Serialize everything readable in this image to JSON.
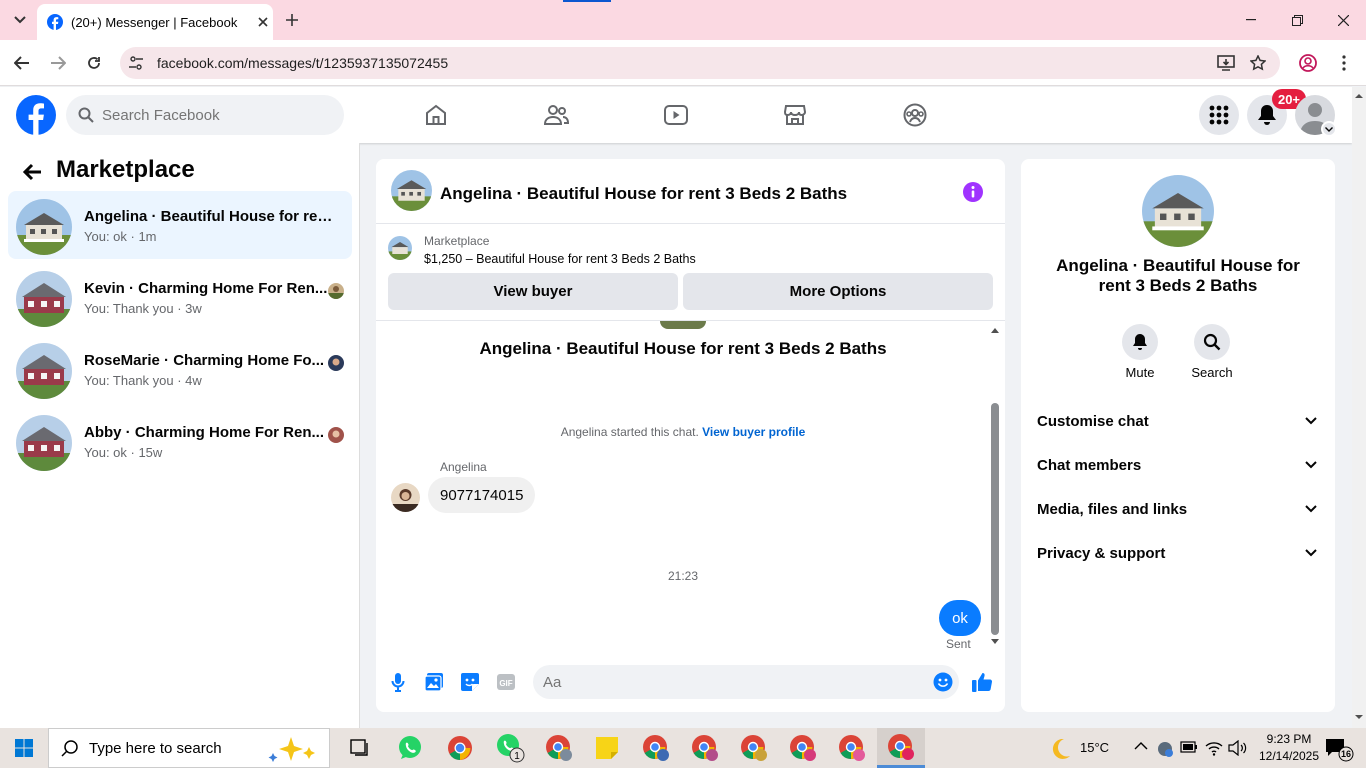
{
  "browser": {
    "tab_title": "(20+) Messenger | Facebook",
    "url": "facebook.com/messages/t/1235937135072455",
    "icons": [
      "tab-search-icon",
      "close-tab-icon",
      "new-tab-icon",
      "minimize-icon",
      "restore-icon",
      "close-window-icon",
      "back-icon",
      "forward-icon",
      "reload-icon",
      "site-info-icon",
      "install-app-icon",
      "bookmark-star-icon",
      "profile-icon",
      "more-menu-icon"
    ]
  },
  "facebook_header": {
    "search_placeholder": "Search Facebook",
    "notification_count": "20+",
    "nav_icons": [
      "home-icon",
      "friends-icon",
      "watch-icon",
      "marketplace-icon",
      "groups-icon"
    ]
  },
  "left_panel": {
    "title": "Marketplace",
    "conversations": [
      {
        "name": "Angelina · Beautiful House for rent...",
        "snippet": "You: ok · 1m"
      },
      {
        "name": "Kevin · Charming Home For Ren...",
        "snippet": "You: Thank you · 3w"
      },
      {
        "name": "RoseMarie · Charming Home Fo...",
        "snippet": "You: Thank you · 4w"
      },
      {
        "name": "Abby · Charming Home For Ren...",
        "snippet": "You: ok · 15w"
      }
    ]
  },
  "chat": {
    "header_name": "Angelina · Beautiful House for rent 3 Beds 2 Baths",
    "marketplace_label": "Marketplace",
    "listing": "$1,250 – Beautiful House for rent 3 Beds 2 Baths",
    "view_buyer": "View buyer",
    "more_options": "More Options",
    "intro_name": "Angelina · Beautiful House for rent 3 Beds 2 Baths",
    "started_text": "Angelina started this chat.",
    "view_buyer_profile": "View buyer profile",
    "sender_name": "Angelina",
    "incoming_message": "9077174015",
    "timestamp": "21:23",
    "outgoing_message": "ok",
    "sent_status": "Sent",
    "composer_placeholder": "Aa"
  },
  "info_panel": {
    "name": "Angelina · Beautiful House for rent 3 Beds 2 Baths",
    "mute_label": "Mute",
    "search_label": "Search",
    "sections": [
      "Customise chat",
      "Chat members",
      "Media, files and links",
      "Privacy & support"
    ]
  },
  "taskbar": {
    "search_placeholder": "Type here to search",
    "weather": "15°C",
    "time": "9:23 PM",
    "date": "12/14/2025",
    "notification_count": "16"
  },
  "colors": {
    "facebook_blue": "#0866ff",
    "messenger_blue": "#0a7cff",
    "notification_red": "#e41e3f",
    "info_purple": "#a033ff",
    "tab_strip_pink": "#fbd9e2"
  }
}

» **Exercise description**:
Copy the listing word for word, excluding its pictures.

» **Problem solution**:
Serialize everything readable in this image to JSON.
{
  "browser": {
    "tab_title": "(20+) Messenger | Facebook",
    "url": "facebook.com/messages/t/1235937135072455",
    "icons": [
      "tab-search-icon",
      "close-tab-icon",
      "new-tab-icon",
      "minimize-icon",
      "restore-icon",
      "close-window-icon",
      "back-icon",
      "forward-icon",
      "reload-icon",
      "site-info-icon",
      "install-app-icon",
      "bookmark-star-icon",
      "profile-icon",
      "more-menu-icon"
    ]
  },
  "facebook_header": {
    "search_placeholder": "Search Facebook",
    "notification_count": "20+",
    "nav_icons": [
      "home-icon",
      "friends-icon",
      "watch-icon",
      "marketplace-icon",
      "groups-icon"
    ]
  },
  "left_panel": {
    "title": "Marketplace",
    "conversations": [
      {
        "name": "Angelina · Beautiful House for rent...",
        "snippet": "You: ok · 1m"
      },
      {
        "name": "Kevin · Charming Home For Ren...",
        "snippet": "You: Thank you · 3w"
      },
      {
        "name": "RoseMarie · Charming Home Fo...",
        "snippet": "You: Thank you · 4w"
      },
      {
        "name": "Abby · Charming Home For Ren...",
        "snippet": "You: ok · 15w"
      }
    ]
  },
  "chat": {
    "header_name": "Angelina · Beautiful House for rent 3 Beds 2 Baths",
    "marketplace_label": "Marketplace",
    "listing": "$1,250 – Beautiful House for rent 3 Beds 2 Baths",
    "view_buyer": "View buyer",
    "more_options": "More Options",
    "intro_name": "Angelina · Beautiful House for rent 3 Beds 2 Baths",
    "started_text": "Angelina started this chat.",
    "view_buyer_profile": "View buyer profile",
    "sender_name": "Angelina",
    "incoming_message": "9077174015",
    "timestamp": "21:23",
    "outgoing_message": "ok",
    "sent_status": "Sent",
    "composer_placeholder": "Aa"
  },
  "info_panel": {
    "name": "Angelina · Beautiful House for rent 3 Beds 2 Baths",
    "mute_label": "Mute",
    "search_label": "Search",
    "sections": [
      "Customise chat",
      "Chat members",
      "Media, files and links",
      "Privacy & support"
    ]
  },
  "taskbar": {
    "search_placeholder": "Type here to search",
    "weather": "15°C",
    "time": "9:23 PM",
    "date": "12/14/2025",
    "notification_count": "16"
  },
  "colors": {
    "facebook_blue": "#0866ff",
    "messenger_blue": "#0a7cff",
    "notification_red": "#e41e3f",
    "info_purple": "#a033ff",
    "tab_strip_pink": "#fbd9e2"
  }
}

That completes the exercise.